◆ What to work on
Make an exact copy of the entries below.

____________________

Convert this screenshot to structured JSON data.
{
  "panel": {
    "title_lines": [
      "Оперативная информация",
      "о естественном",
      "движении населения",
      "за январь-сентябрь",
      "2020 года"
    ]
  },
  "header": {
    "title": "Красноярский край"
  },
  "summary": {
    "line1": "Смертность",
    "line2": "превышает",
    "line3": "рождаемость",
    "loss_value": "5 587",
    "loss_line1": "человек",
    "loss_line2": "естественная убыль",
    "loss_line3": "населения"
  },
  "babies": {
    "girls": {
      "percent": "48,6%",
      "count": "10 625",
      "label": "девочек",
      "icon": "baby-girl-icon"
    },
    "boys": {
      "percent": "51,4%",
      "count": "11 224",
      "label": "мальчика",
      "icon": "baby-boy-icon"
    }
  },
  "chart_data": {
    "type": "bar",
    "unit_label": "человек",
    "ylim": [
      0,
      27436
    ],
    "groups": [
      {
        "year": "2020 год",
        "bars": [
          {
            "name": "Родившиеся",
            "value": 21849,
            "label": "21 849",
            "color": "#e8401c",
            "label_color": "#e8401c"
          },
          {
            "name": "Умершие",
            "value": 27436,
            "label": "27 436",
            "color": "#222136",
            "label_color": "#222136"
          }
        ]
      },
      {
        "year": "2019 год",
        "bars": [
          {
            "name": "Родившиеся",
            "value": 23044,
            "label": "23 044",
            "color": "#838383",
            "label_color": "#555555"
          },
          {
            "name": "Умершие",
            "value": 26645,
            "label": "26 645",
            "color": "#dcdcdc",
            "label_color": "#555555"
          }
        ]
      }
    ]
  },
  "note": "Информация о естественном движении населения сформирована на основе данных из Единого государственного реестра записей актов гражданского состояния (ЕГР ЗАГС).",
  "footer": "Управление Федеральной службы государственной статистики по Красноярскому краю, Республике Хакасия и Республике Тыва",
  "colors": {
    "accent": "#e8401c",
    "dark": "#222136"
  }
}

____________________

◆ Expected answer
Convert this screenshot to structured JSON data.
{
  "panel": {
    "title_lines": [
      "Оперативная информация",
      "о естественном",
      "движении населения",
      "за январь-сентябрь",
      "2020 года"
    ]
  },
  "header": {
    "title": "Красноярский край"
  },
  "summary": {
    "line1": "Смертность",
    "line2": "превышает",
    "line3": "рождаемость",
    "loss_value": "5 587",
    "loss_line1": "человек",
    "loss_line2": "естественная убыль",
    "loss_line3": "населения"
  },
  "babies": {
    "girls": {
      "percent": "48,6%",
      "count": "10 625",
      "label": "девочек",
      "icon": "baby-girl-icon"
    },
    "boys": {
      "percent": "51,4%",
      "count": "11 224",
      "label": "мальчика",
      "icon": "baby-boy-icon"
    }
  },
  "chart_data": {
    "type": "bar",
    "unit_label": "человек",
    "ylim": [
      0,
      27436
    ],
    "groups": [
      {
        "year": "2020 год",
        "bars": [
          {
            "name": "Родившиеся",
            "value": 21849,
            "label": "21 849",
            "color": "#e8401c",
            "label_color": "#e8401c"
          },
          {
            "name": "Умершие",
            "value": 27436,
            "label": "27 436",
            "color": "#222136",
            "label_color": "#222136"
          }
        ]
      },
      {
        "year": "2019 год",
        "bars": [
          {
            "name": "Родившиеся",
            "value": 23044,
            "label": "23 044",
            "color": "#838383",
            "label_color": "#555555"
          },
          {
            "name": "Умершие",
            "value": 26645,
            "label": "26 645",
            "color": "#dcdcdc",
            "label_color": "#555555"
          }
        ]
      }
    ]
  },
  "note": "Информация о естественном движении населения сформирована на основе данных из Единого государственного реестра записей актов гражданского состояния (ЕГР ЗАГС).",
  "footer": "Управление Федеральной службы государственной статистики по Красноярскому краю, Республике Хакасия и Республике Тыва",
  "colors": {
    "accent": "#e8401c",
    "dark": "#222136"
  }
}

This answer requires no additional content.